* [Data supplied]:
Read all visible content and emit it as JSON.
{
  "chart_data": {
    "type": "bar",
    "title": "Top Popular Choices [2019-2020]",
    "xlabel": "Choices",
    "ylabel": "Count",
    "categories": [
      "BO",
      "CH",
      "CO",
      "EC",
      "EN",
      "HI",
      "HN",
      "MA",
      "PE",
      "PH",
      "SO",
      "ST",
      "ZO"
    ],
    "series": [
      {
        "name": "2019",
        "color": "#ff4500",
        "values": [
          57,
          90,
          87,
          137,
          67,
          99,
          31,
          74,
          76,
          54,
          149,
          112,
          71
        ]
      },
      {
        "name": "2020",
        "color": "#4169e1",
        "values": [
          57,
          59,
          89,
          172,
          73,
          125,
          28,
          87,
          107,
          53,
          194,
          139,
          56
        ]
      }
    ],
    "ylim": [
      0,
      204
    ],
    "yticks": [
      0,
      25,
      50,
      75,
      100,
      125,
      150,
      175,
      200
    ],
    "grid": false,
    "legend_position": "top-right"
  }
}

* [Task details]:
Using the listing above, list every line in which the string "Choices" occurs.

* [Reply to the task]:
    "title": "Top Popular Choices [2019-2020]",
    "xlabel": "Choices",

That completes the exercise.